### What is required
In the listing below, pick out lines with "name".

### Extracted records
______

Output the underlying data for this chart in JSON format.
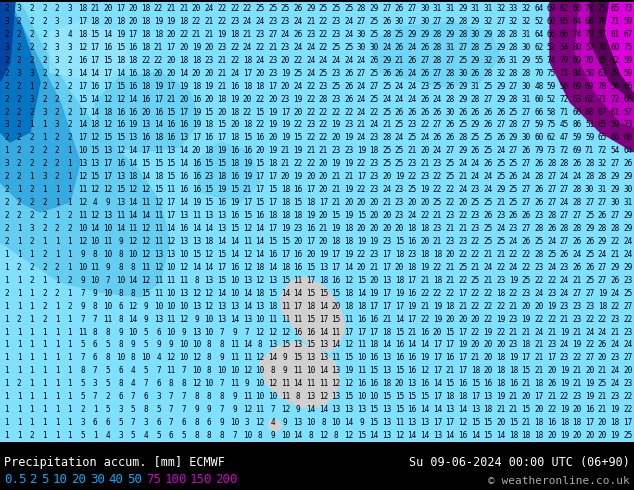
{
  "title_left": "Precipitation accum. [mm] ECMWF",
  "title_right": "Su 09-06-2024 00:00 UTC (06+90)",
  "copyright": "© weatheronline.co.uk",
  "legend_values": [
    "0.5",
    "2",
    "5",
    "10",
    "20",
    "30",
    "40",
    "50",
    "75",
    "100",
    "150",
    "200"
  ],
  "legend_text_colors": [
    "#00aaff",
    "#00aaff",
    "#00aaff",
    "#00aaff",
    "#00aaff",
    "#00aaff",
    "#00aaff",
    "#00aaff",
    "#cc00cc",
    "#cc00cc",
    "#cc00cc",
    "#cc00cc"
  ],
  "ocean_color": "#7fe0ff",
  "precip_light1": "#a0e8ff",
  "precip_light2": "#60ccf0",
  "precip_mid1": "#30a8e0",
  "precip_mid2": "#0070c0",
  "precip_dark1": "#0040a0",
  "precip_dark2": "#002080",
  "precip_purple1": "#c000c0",
  "precip_purple2": "#800080",
  "precip_purple3": "#500050",
  "land_color": "#d0d0d0",
  "number_color": "#000000",
  "number_fontsize": 5.5,
  "bottom_bg": "#000000",
  "bottom_text_color": "#ffffff",
  "copyright_color": "#aaaaaa"
}
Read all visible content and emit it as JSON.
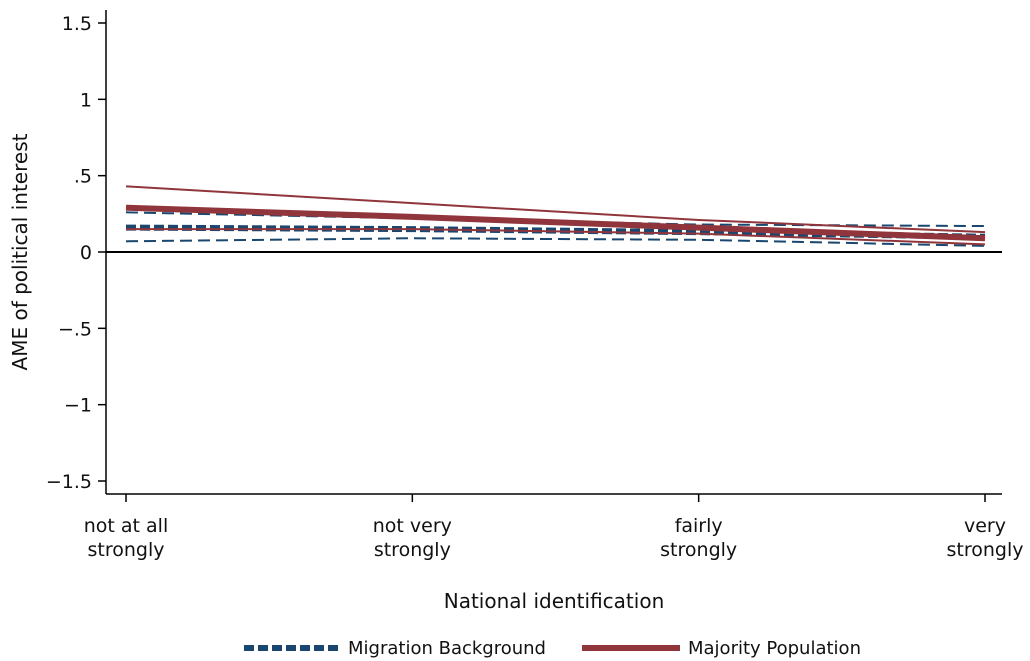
{
  "chart_data": {
    "type": "line",
    "title": "",
    "xlabel": "National identification",
    "ylabel": "AME of political interest",
    "categories": [
      [
        "not at all",
        "strongly"
      ],
      [
        "not very",
        "strongly"
      ],
      [
        "fairly",
        "strongly"
      ],
      [
        "very",
        "strongly"
      ]
    ],
    "ylim": [
      -1.6,
      1.6
    ],
    "yticks": [
      -1.5,
      -1,
      -0.5,
      0,
      0.5,
      1,
      1.5
    ],
    "ytick_labels": [
      "−1.5",
      "−1",
      "−.5",
      "0",
      ".5",
      "1",
      "1.5"
    ],
    "zero_line": true,
    "grid": false,
    "legend_position": "bottom",
    "series": [
      {
        "name": "Migration Background",
        "color": "#1a476f",
        "dash": "dashed",
        "estimate": [
          0.16,
          0.15,
          0.13,
          0.1
        ],
        "ci_lower": [
          0.07,
          0.09,
          0.08,
          0.04
        ],
        "ci_upper": [
          0.26,
          0.22,
          0.18,
          0.17
        ]
      },
      {
        "name": "Majority Population",
        "color": "#90353b",
        "dash": "solid",
        "estimate": [
          0.29,
          0.23,
          0.16,
          0.09
        ],
        "ci_lower": [
          0.15,
          0.15,
          0.12,
          0.05
        ],
        "ci_upper": [
          0.43,
          0.32,
          0.21,
          0.13
        ]
      }
    ]
  }
}
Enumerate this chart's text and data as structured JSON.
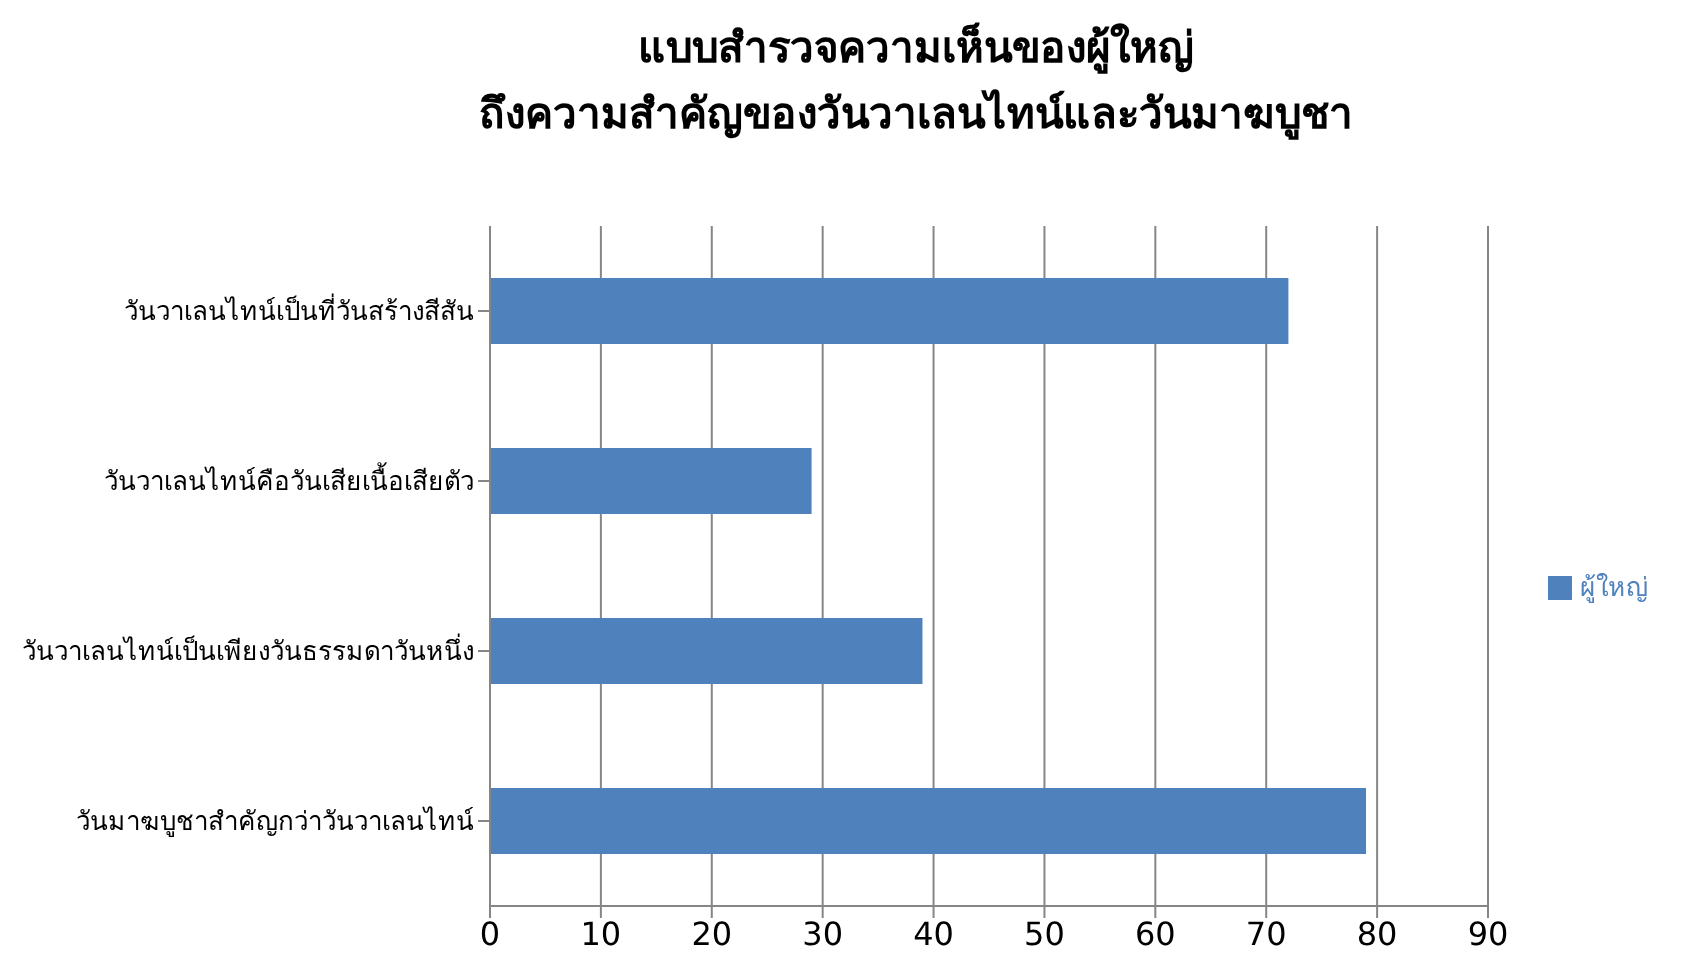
{
  "chart_data": {
    "type": "bar",
    "orientation": "horizontal",
    "title": "แบบสำรวจความเห็นของผู้ใหญ่\nถึงความสำคัญของวันวาเลนไทน์และวันมาฆบูชา",
    "categories": [
      "วันวาเลนไทน์เป็นที่วันสร้างสีสัน",
      "วันวาเลนไทน์คือวันเสียเนื้อเสียตัว",
      "วันวาเลนไทน์เป็นเพียงวันธรรมดาวันหนึ่ง",
      "วันมาฆบูชาสำคัญกว่าวันวาเลนไทน์"
    ],
    "series": [
      {
        "name": "ผู้ใหญ่",
        "color": "#4f81bd",
        "values": [
          72,
          29,
          39,
          79
        ]
      }
    ],
    "xlim": [
      0,
      90
    ],
    "xticks": [
      0,
      10,
      20,
      30,
      40,
      50,
      60,
      70,
      80,
      90
    ],
    "grid": "x",
    "legend": "right"
  }
}
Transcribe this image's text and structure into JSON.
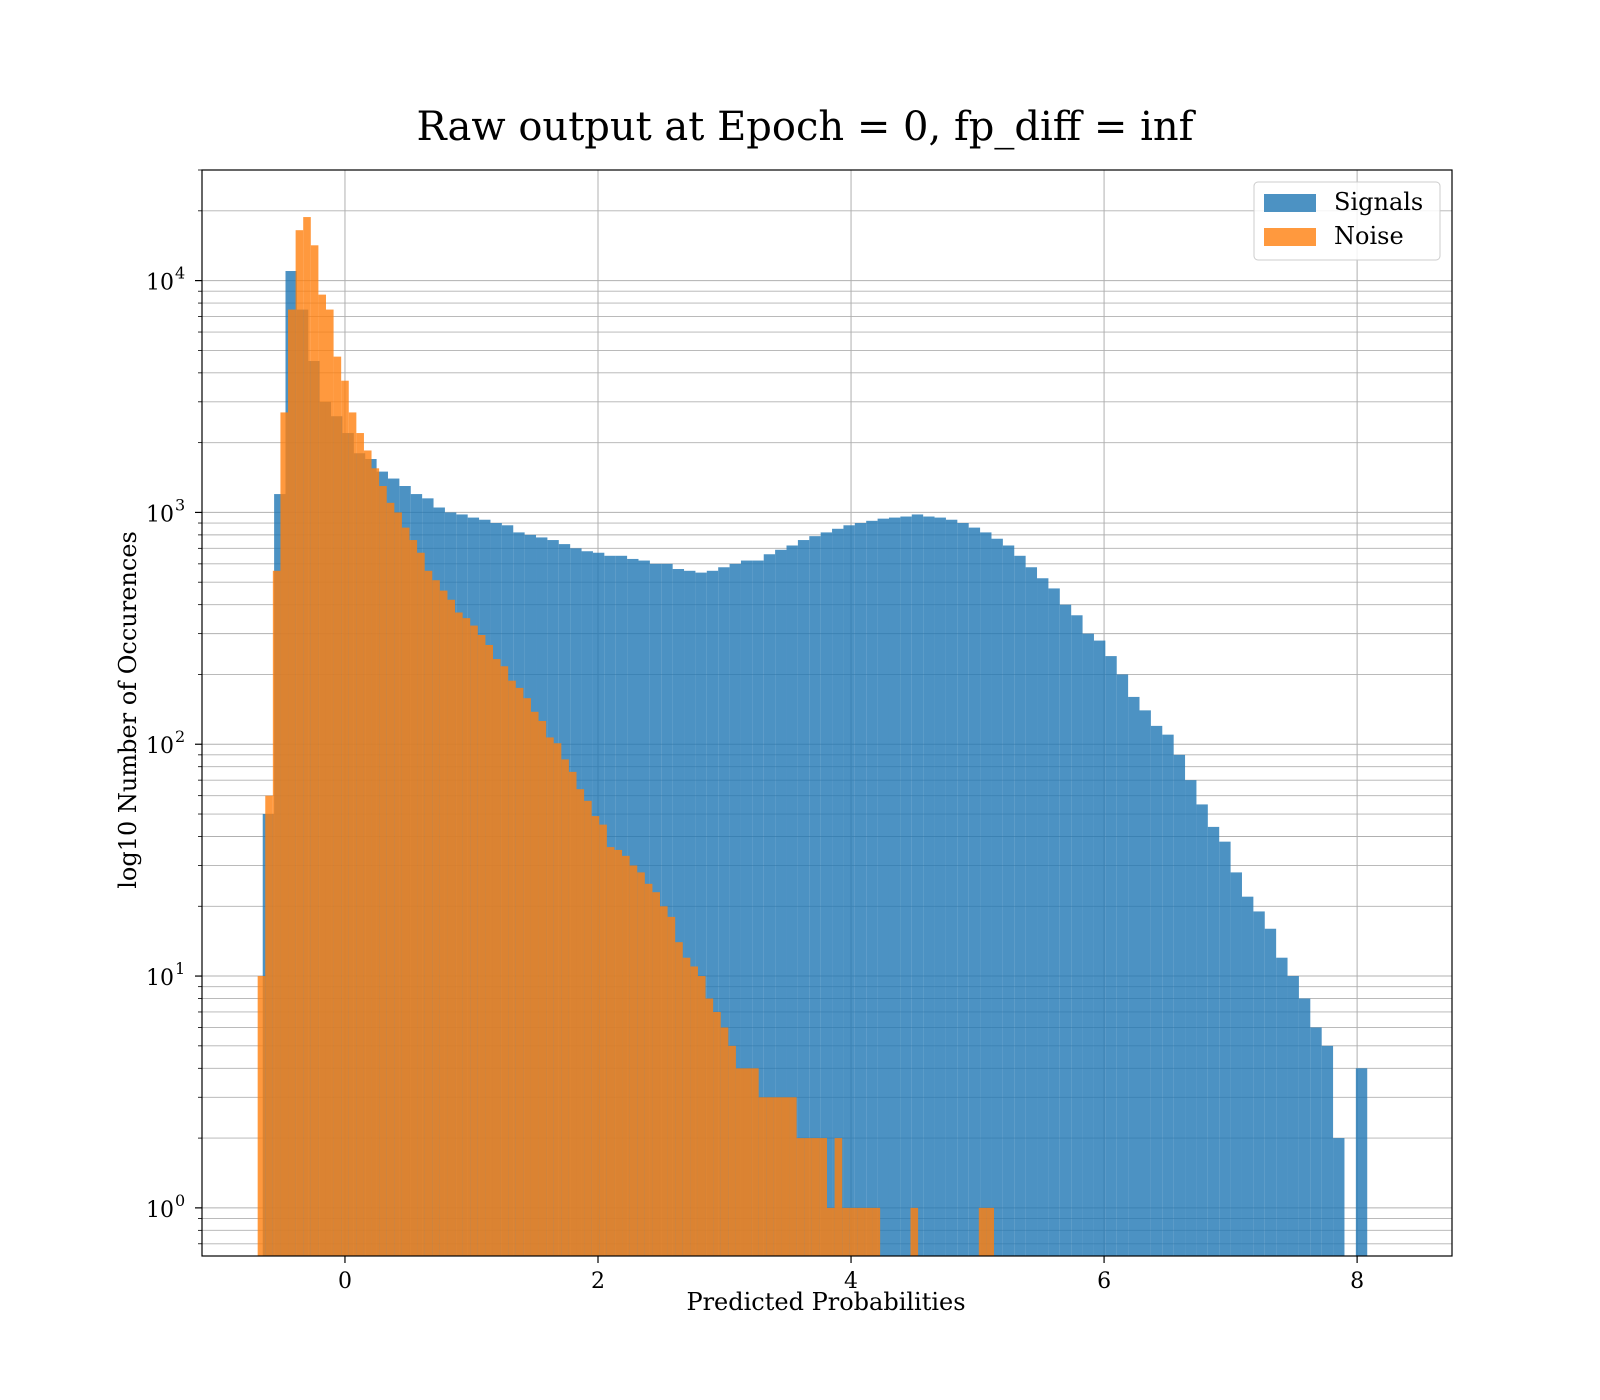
{
  "chart_data": {
    "type": "histogram",
    "title": "Raw output at Epoch = 0, fp_diff = inf",
    "xlabel": "Predicted Probabilities",
    "ylabel": "log10 Number of Occurences",
    "xlim": [
      -1.13,
      8.75
    ],
    "ylim": [
      0.62,
      30000
    ],
    "y_scale": "log",
    "grid": true,
    "legend_position": "top-right",
    "x_ticks": [
      {
        "value": 0,
        "label": "0"
      },
      {
        "value": 2,
        "label": "2"
      },
      {
        "value": 4,
        "label": "4"
      },
      {
        "value": 6,
        "label": "6"
      },
      {
        "value": 8,
        "label": "8"
      }
    ],
    "y_ticks": [
      {
        "value": 1,
        "base": "10",
        "exp": "0"
      },
      {
        "value": 10,
        "base": "10",
        "exp": "1"
      },
      {
        "value": 100,
        "base": "10",
        "exp": "2"
      },
      {
        "value": 1000,
        "base": "10",
        "exp": "3"
      },
      {
        "value": 10000,
        "base": "10",
        "exp": "4"
      }
    ],
    "series": [
      {
        "name": "Signals",
        "color": "#1f77b4",
        "opacity": 0.8,
        "bin_start": -0.65,
        "bin_width": 0.09,
        "counts": [
          50,
          1200,
          11000,
          7500,
          4500,
          3000,
          2600,
          2200,
          1800,
          1700,
          1500,
          1400,
          1300,
          1200,
          1150,
          1050,
          1000,
          980,
          950,
          930,
          900,
          880,
          820,
          800,
          780,
          760,
          730,
          700,
          680,
          670,
          650,
          650,
          630,
          620,
          600,
          600,
          570,
          560,
          550,
          560,
          580,
          600,
          620,
          620,
          660,
          690,
          720,
          760,
          790,
          820,
          850,
          880,
          900,
          920,
          940,
          950,
          960,
          980,
          960,
          950,
          930,
          900,
          860,
          820,
          770,
          720,
          650,
          580,
          520,
          470,
          400,
          360,
          300,
          280,
          240,
          200,
          160,
          140,
          120,
          110,
          90,
          70,
          55,
          44,
          38,
          28,
          22,
          19,
          16,
          12,
          10,
          8,
          6,
          5,
          2,
          0,
          4
        ]
      },
      {
        "name": "Noise",
        "color": "#ff7f0e",
        "opacity": 0.8,
        "bin_start": -0.69,
        "bin_width": 0.06,
        "counts": [
          10,
          60,
          560,
          2700,
          7500,
          16500,
          18800,
          14200,
          8700,
          7500,
          4700,
          3700,
          2700,
          2200,
          1850,
          1550,
          1300,
          1100,
          1000,
          860,
          760,
          670,
          560,
          510,
          460,
          420,
          370,
          350,
          325,
          296,
          268,
          233,
          217,
          188,
          175,
          158,
          138,
          126,
          107,
          101,
          86,
          76,
          64,
          57,
          49,
          45,
          36,
          35,
          33,
          30,
          28,
          25,
          23,
          20,
          18,
          14,
          12,
          11,
          10,
          8,
          7,
          6,
          5,
          4,
          4,
          4,
          3,
          3,
          3,
          3,
          3,
          2,
          2,
          2,
          2,
          1,
          2,
          1,
          1,
          1,
          1,
          1,
          0,
          0,
          0,
          0,
          1,
          0,
          0,
          0,
          0,
          0,
          0,
          0,
          0,
          1,
          1
        ]
      }
    ]
  }
}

______

### Answer for this exercise
        "name": "Migration Background",
        "name": "Majority Population",
        "name": "ผู้ใหญ่",
        "name": "Signals",
        "name": "Noise",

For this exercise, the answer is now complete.